→ INSTRUCTIONS FOR THE TASK: How many lines in the records below hold the string "content"? Please answer with the number and nothing more.

------------------------------------------------------------------------

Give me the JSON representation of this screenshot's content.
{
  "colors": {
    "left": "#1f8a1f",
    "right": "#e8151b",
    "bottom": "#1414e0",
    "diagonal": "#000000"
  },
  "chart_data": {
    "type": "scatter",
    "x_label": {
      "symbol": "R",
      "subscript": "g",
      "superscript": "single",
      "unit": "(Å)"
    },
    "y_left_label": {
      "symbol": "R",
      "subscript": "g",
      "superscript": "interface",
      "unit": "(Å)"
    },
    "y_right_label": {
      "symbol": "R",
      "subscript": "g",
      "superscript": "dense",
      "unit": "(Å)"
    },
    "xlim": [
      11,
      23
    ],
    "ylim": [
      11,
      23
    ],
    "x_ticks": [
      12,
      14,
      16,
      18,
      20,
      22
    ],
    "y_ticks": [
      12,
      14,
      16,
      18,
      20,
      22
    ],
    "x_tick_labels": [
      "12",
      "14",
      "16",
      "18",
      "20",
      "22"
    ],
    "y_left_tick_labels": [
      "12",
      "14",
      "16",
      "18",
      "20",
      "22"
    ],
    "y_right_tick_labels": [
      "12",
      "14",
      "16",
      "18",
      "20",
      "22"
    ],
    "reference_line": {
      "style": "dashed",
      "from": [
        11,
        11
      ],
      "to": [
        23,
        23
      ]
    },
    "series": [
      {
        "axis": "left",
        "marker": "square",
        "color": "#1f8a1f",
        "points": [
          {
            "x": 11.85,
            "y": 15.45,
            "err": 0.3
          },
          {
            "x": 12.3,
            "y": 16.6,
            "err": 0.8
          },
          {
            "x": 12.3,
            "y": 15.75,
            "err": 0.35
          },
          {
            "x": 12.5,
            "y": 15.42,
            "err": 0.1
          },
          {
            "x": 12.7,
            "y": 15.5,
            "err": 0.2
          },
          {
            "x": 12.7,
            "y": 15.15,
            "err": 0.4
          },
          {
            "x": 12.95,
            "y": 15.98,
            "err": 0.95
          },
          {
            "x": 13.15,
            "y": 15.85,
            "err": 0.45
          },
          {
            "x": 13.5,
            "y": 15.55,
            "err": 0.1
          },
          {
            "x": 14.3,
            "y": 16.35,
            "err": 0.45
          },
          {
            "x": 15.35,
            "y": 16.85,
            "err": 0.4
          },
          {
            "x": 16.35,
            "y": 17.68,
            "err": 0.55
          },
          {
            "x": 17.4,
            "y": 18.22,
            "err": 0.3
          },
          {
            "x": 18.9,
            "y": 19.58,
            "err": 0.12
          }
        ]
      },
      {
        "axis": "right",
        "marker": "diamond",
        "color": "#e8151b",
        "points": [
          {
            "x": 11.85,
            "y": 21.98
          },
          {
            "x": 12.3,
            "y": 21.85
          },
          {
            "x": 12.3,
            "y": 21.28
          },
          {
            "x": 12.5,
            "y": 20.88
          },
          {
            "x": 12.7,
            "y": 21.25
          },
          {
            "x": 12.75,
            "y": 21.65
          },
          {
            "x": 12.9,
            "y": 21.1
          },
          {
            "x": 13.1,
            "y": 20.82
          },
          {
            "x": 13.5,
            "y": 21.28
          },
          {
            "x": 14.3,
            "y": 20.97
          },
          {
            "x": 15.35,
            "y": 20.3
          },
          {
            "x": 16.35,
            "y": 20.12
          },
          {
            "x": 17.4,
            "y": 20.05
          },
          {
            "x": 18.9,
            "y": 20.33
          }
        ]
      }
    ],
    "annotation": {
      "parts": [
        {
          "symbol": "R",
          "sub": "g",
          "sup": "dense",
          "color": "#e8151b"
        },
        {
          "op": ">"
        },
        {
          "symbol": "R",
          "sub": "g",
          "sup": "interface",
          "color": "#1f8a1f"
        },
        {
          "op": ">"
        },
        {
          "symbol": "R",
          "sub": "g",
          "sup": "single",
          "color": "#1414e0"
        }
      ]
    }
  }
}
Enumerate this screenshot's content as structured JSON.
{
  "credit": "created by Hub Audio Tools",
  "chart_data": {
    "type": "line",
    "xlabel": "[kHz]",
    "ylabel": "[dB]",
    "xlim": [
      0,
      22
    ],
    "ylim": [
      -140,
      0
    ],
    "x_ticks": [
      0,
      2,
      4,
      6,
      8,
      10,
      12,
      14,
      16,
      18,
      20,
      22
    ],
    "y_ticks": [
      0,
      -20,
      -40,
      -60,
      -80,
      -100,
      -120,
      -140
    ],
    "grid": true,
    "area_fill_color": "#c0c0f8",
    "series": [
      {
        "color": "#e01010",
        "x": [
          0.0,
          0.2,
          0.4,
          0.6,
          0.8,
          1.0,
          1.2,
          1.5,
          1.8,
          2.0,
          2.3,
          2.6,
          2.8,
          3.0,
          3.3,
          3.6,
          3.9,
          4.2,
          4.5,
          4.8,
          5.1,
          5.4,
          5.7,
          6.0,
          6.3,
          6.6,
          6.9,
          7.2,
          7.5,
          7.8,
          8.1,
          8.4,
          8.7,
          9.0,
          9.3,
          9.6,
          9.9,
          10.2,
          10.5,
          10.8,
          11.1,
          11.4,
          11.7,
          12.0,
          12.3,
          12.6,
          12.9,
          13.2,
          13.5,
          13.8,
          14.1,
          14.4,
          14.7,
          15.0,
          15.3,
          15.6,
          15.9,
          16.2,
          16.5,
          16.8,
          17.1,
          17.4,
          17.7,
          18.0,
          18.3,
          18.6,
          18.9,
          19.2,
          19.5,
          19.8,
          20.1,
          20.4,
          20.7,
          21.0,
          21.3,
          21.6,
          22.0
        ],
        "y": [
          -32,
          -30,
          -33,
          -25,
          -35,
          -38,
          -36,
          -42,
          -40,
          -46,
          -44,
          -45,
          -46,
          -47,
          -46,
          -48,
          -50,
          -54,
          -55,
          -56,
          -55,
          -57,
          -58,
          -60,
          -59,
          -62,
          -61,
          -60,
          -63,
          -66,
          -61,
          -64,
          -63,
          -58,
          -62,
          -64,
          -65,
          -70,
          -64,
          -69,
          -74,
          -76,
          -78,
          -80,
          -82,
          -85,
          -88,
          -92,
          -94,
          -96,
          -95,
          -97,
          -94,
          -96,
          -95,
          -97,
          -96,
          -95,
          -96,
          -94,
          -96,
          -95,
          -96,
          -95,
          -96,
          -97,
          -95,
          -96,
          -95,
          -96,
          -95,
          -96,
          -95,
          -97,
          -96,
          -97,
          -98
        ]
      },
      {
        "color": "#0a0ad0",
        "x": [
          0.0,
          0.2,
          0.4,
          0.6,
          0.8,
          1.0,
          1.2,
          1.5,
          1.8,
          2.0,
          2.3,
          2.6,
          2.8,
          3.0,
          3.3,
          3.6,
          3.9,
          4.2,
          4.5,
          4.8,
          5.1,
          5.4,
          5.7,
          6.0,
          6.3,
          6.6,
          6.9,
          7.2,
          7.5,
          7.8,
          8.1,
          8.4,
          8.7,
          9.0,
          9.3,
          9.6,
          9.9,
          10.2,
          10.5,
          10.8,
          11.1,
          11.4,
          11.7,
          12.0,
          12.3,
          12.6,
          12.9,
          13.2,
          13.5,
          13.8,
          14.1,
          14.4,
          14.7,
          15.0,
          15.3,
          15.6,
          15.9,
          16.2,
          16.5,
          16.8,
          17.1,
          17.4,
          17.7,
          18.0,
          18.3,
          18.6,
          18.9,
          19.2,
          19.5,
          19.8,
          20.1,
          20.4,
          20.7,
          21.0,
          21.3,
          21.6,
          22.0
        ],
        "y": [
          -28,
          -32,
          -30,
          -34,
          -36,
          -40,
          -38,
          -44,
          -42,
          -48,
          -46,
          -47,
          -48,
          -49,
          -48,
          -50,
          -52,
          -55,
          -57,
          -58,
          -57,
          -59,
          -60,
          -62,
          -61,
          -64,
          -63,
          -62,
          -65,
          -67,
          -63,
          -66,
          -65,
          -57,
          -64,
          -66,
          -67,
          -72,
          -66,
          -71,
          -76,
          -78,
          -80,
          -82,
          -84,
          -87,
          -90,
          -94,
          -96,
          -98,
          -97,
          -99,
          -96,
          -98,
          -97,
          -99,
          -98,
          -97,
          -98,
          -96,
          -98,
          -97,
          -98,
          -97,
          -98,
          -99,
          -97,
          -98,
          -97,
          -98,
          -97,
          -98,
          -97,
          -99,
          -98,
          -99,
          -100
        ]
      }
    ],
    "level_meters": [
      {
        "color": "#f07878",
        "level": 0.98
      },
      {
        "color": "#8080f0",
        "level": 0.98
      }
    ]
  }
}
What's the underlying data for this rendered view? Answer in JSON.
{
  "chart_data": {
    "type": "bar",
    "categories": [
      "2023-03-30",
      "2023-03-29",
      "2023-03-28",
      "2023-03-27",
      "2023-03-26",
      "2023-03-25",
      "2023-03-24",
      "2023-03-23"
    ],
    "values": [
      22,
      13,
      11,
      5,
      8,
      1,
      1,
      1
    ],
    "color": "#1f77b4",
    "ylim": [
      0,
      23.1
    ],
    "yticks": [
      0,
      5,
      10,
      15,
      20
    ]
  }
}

------------------------------------------------------------------------

→ ANSWER FOR THIS EXERCISE: 2